* BEGIN INPUT ROWS *

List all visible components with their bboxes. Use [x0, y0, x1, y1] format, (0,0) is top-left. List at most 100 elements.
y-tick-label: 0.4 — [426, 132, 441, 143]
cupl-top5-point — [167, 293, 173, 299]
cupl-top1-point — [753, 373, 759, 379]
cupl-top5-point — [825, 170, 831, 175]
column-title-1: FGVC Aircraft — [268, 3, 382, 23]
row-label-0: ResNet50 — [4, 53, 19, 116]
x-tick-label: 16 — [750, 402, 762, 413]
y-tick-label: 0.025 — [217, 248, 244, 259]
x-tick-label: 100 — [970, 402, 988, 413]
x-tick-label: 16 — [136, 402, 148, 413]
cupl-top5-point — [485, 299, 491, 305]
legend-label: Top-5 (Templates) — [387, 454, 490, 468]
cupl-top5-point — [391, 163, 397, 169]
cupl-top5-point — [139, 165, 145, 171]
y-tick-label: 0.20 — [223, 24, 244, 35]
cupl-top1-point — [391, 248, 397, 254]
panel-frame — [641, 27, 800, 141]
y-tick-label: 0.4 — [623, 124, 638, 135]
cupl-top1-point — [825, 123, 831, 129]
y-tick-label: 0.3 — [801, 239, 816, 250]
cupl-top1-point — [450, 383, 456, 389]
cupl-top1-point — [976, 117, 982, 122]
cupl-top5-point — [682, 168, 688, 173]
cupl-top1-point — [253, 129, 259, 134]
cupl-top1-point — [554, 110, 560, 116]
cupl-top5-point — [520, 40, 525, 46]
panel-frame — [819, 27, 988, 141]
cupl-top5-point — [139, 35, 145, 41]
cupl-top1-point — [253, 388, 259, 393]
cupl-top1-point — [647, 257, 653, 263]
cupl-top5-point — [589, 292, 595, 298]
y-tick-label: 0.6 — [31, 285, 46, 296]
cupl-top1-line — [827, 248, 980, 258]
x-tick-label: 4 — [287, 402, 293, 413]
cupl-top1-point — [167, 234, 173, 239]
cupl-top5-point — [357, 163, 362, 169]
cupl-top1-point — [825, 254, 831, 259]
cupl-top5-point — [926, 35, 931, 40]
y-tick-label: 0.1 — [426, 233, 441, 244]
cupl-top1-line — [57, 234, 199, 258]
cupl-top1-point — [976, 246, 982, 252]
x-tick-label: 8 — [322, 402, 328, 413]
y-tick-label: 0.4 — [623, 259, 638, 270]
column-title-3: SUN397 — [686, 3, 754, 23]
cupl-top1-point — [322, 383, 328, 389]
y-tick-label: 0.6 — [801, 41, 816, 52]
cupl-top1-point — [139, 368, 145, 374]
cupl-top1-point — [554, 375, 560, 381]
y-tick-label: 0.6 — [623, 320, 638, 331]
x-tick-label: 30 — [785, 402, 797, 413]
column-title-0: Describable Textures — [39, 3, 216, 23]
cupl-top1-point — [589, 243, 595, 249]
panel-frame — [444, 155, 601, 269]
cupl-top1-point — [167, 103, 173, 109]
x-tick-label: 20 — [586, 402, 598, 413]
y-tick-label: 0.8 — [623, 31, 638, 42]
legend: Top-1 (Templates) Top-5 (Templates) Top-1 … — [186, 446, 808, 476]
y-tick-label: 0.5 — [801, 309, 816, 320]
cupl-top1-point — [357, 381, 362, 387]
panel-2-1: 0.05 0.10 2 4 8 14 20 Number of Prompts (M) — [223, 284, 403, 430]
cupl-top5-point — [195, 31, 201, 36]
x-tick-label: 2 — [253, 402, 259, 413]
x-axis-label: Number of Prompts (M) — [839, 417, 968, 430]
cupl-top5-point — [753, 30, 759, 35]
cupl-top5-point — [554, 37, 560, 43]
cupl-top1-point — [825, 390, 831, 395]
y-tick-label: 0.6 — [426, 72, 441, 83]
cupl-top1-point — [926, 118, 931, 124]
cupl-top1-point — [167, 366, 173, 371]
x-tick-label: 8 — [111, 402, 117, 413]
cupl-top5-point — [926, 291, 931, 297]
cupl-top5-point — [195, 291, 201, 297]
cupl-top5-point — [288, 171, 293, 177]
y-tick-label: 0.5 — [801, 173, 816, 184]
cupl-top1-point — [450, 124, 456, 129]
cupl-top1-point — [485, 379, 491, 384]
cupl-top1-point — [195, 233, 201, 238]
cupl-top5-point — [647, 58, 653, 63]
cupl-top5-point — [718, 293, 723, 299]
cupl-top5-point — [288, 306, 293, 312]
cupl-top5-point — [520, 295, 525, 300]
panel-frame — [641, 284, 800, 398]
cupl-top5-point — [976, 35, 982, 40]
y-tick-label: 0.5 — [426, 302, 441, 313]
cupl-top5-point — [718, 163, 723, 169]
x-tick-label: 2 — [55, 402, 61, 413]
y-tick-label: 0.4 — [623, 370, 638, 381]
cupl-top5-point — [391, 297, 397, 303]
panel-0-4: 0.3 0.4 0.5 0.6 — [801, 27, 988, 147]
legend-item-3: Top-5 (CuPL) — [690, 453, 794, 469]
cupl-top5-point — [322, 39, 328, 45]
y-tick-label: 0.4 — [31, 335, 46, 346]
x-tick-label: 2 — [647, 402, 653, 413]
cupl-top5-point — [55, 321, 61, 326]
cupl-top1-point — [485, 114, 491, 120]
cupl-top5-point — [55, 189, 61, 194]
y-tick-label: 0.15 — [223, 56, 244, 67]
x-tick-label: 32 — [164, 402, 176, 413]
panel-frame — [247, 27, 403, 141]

* END INPUT ROWS *

* [WHAT IS REQUIRED]:
Set down the entries word for word, beginning with the first line and stopping after the line that contains "panel-frame — [819, 27, 988, 141]".

* [REPLY]:
List all visible components with their bboxes. Use [x0, y0, x1, y1] format, (0,0) is top-left. List at most 100 elements.
y-tick-label: 0.4 — [426, 132, 441, 143]
cupl-top5-point — [167, 293, 173, 299]
cupl-top1-point — [753, 373, 759, 379]
cupl-top5-point — [825, 170, 831, 175]
column-title-1: FGVC Aircraft — [268, 3, 382, 23]
row-label-0: ResNet50 — [4, 53, 19, 116]
x-tick-label: 16 — [750, 402, 762, 413]
y-tick-label: 0.025 — [217, 248, 244, 259]
x-tick-label: 100 — [970, 402, 988, 413]
x-tick-label: 16 — [136, 402, 148, 413]
cupl-top5-point — [485, 299, 491, 305]
legend-label: Top-5 (Templates) — [387, 454, 490, 468]
cupl-top5-point — [391, 163, 397, 169]
cupl-top5-point — [139, 165, 145, 171]
y-tick-label: 0.20 — [223, 24, 244, 35]
cupl-top1-point — [391, 248, 397, 254]
panel-frame — [641, 27, 800, 141]
y-tick-label: 0.4 — [623, 124, 638, 135]
cupl-top1-point — [825, 123, 831, 129]
y-tick-label: 0.3 — [801, 239, 816, 250]
cupl-top1-point — [450, 383, 456, 389]
cupl-top1-point — [976, 117, 982, 122]
cupl-top5-point — [682, 168, 688, 173]
cupl-top1-point — [253, 129, 259, 134]
cupl-top1-point — [554, 110, 560, 116]
cupl-top5-point — [520, 40, 525, 46]
panel-frame — [819, 27, 988, 141]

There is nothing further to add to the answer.